**WHAT YOU NEED TO DO**: Go through the entries and count the lines with the string "name" in them. Give only that number.

◆ ◆ ◆ ◆ ◆

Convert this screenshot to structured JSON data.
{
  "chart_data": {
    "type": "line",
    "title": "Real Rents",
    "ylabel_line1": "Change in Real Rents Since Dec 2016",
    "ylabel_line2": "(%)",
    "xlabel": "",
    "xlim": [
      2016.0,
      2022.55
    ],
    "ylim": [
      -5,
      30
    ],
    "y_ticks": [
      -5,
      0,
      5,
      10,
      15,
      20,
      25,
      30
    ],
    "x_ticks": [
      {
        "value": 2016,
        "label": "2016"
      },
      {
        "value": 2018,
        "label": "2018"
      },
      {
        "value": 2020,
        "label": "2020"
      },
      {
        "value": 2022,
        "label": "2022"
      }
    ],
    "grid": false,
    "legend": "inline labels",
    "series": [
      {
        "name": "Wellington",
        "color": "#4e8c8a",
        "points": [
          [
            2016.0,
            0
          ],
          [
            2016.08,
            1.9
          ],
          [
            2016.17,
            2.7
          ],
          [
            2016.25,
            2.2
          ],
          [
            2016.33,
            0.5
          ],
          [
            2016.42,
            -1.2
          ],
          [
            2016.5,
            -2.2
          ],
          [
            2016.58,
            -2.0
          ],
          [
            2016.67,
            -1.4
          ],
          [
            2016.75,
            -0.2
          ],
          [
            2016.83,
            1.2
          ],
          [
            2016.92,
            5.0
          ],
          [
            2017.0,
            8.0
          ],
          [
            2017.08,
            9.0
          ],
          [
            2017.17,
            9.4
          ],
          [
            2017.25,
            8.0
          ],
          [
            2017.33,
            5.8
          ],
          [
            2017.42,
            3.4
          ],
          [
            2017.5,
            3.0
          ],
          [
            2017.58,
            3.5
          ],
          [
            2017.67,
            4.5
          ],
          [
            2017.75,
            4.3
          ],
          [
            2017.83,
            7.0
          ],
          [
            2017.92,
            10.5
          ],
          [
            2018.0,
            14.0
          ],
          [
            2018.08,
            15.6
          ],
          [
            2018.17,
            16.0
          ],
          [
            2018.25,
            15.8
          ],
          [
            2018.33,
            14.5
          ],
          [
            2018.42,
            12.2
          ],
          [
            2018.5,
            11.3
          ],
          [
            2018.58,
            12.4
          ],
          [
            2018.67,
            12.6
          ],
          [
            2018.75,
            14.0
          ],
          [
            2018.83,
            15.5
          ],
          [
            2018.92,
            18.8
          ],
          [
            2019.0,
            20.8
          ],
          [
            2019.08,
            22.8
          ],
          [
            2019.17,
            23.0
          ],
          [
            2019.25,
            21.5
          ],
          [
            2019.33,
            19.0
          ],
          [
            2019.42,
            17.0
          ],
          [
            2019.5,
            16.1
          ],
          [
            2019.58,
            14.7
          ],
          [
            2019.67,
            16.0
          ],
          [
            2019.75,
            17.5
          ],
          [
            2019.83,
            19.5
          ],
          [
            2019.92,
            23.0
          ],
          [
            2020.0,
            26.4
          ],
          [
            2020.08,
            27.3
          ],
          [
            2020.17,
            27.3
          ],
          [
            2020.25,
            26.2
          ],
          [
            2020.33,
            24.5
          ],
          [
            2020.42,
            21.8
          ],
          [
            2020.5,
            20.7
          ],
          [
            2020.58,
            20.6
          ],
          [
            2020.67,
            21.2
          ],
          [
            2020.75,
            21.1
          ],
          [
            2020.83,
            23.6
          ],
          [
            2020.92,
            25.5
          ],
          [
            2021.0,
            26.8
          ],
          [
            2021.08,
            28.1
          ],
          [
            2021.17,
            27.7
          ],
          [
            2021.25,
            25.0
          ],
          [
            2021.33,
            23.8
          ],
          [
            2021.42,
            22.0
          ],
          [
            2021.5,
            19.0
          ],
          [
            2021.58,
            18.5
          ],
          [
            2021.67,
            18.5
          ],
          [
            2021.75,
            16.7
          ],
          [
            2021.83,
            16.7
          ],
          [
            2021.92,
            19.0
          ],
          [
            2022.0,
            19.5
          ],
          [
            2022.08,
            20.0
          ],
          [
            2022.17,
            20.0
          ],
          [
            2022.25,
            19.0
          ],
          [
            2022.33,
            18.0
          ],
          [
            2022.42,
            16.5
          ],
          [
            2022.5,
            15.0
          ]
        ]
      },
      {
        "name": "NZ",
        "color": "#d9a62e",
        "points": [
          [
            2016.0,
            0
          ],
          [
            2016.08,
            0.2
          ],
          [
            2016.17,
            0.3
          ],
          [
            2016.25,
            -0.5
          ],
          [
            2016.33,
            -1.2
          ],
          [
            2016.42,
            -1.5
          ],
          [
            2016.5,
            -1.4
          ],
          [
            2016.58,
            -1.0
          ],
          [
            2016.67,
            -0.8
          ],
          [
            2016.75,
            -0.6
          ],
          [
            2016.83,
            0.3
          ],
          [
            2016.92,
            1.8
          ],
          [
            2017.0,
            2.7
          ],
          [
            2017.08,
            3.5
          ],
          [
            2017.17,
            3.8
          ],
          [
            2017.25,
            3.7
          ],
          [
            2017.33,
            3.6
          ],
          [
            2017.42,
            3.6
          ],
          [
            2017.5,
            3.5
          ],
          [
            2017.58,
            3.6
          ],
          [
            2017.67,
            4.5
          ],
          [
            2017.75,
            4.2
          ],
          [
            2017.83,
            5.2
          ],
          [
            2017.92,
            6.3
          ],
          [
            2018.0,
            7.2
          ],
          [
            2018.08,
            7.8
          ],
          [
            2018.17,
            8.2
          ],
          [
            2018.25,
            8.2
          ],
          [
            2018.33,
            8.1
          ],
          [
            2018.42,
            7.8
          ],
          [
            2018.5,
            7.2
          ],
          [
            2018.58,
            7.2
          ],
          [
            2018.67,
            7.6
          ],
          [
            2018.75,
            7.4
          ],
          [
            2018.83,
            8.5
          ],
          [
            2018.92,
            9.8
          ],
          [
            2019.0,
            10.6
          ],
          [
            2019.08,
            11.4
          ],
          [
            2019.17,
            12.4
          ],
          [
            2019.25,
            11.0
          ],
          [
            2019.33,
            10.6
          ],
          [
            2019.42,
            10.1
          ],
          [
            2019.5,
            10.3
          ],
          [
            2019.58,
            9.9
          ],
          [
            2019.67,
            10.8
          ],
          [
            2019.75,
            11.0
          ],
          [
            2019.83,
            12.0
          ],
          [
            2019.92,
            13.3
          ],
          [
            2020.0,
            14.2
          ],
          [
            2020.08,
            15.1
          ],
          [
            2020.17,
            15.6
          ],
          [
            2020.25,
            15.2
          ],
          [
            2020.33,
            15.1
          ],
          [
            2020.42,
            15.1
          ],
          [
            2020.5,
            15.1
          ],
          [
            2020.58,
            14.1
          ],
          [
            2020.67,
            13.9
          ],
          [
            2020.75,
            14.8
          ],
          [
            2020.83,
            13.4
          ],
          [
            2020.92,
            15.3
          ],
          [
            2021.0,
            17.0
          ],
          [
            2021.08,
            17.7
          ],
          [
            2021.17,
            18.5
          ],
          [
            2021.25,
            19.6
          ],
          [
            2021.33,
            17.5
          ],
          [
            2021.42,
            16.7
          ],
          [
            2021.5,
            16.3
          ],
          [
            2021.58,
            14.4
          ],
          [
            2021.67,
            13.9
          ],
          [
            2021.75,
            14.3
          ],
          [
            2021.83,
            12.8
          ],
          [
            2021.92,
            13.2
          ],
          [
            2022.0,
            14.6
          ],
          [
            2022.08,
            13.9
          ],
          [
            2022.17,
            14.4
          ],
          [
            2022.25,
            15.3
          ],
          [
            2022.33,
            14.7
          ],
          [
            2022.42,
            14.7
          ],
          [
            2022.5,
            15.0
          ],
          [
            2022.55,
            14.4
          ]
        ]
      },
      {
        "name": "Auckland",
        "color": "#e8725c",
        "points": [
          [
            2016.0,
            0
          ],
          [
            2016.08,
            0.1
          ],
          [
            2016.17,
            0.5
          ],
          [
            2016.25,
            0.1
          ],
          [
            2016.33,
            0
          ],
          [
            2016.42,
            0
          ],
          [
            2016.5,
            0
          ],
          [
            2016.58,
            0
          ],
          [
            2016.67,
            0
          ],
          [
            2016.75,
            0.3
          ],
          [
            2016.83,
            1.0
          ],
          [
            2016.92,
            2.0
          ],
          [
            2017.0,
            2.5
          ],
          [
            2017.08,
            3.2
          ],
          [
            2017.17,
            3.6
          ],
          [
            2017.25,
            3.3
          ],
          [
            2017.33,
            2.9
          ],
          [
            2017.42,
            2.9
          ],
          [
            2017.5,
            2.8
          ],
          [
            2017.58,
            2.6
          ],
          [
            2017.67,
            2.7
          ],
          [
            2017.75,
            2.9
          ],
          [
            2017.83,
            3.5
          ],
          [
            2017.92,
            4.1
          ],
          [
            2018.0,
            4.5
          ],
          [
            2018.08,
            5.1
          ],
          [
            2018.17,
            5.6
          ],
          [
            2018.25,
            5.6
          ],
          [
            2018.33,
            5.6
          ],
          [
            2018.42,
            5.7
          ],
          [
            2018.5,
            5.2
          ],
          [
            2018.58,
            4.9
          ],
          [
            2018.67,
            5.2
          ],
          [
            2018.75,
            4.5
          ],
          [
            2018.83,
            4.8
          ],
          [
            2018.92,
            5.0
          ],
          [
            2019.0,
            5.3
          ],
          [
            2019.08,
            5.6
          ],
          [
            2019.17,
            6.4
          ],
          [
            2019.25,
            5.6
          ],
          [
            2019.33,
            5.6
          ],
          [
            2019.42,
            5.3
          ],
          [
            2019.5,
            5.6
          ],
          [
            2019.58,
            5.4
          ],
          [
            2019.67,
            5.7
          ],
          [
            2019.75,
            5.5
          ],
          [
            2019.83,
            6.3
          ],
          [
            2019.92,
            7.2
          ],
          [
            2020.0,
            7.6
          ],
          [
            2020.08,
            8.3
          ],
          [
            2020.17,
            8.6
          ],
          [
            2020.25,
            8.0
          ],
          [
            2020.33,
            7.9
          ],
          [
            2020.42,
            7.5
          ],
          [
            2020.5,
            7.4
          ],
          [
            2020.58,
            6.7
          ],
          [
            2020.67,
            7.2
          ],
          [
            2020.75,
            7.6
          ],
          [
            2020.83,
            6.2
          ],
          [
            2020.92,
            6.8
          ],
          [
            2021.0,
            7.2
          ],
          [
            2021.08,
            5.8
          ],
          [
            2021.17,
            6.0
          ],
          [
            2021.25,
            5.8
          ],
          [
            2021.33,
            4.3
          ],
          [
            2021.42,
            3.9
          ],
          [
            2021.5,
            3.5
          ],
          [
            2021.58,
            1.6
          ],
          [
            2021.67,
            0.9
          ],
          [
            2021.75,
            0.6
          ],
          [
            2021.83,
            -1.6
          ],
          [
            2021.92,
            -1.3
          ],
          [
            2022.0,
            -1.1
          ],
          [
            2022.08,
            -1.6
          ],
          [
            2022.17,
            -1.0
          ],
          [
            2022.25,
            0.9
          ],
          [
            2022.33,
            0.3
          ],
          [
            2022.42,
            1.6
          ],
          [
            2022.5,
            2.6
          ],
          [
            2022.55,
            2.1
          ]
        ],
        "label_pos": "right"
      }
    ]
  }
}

◆ ◆ ◆ ◆ ◆

**FULL SOLUTION**: 3